* [WHAT THE TASK ASKS]: Copy all the data exactly, except the pictures.

___ MATERIAL ___

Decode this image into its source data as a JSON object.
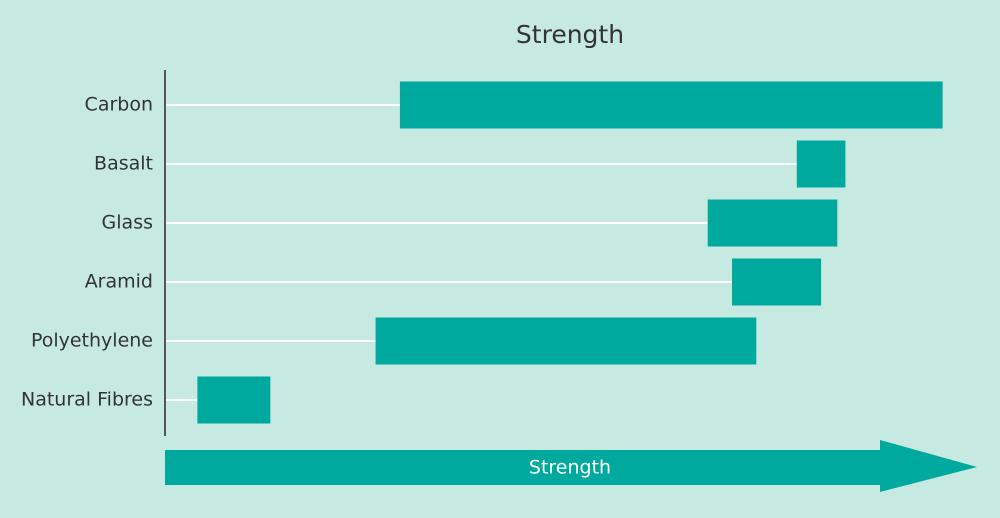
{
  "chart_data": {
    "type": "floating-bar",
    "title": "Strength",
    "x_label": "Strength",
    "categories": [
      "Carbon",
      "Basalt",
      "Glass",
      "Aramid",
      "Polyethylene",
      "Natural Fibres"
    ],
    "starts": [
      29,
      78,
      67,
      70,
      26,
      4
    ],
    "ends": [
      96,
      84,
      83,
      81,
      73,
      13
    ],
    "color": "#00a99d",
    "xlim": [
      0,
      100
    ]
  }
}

___

* [FULL ANSWER]:
Decode this image into its source data as a JSON object.
{
  "chart_data": {
    "type": "floating-bar",
    "title": "Strength",
    "x_label": "Strength",
    "categories": [
      "Carbon",
      "Basalt",
      "Glass",
      "Aramid",
      "Polyethylene",
      "Natural Fibres"
    ],
    "starts": [
      29,
      78,
      67,
      70,
      26,
      4
    ],
    "ends": [
      96,
      84,
      83,
      81,
      73,
      13
    ],
    "color": "#00a99d",
    "xlim": [
      0,
      100
    ]
  }
}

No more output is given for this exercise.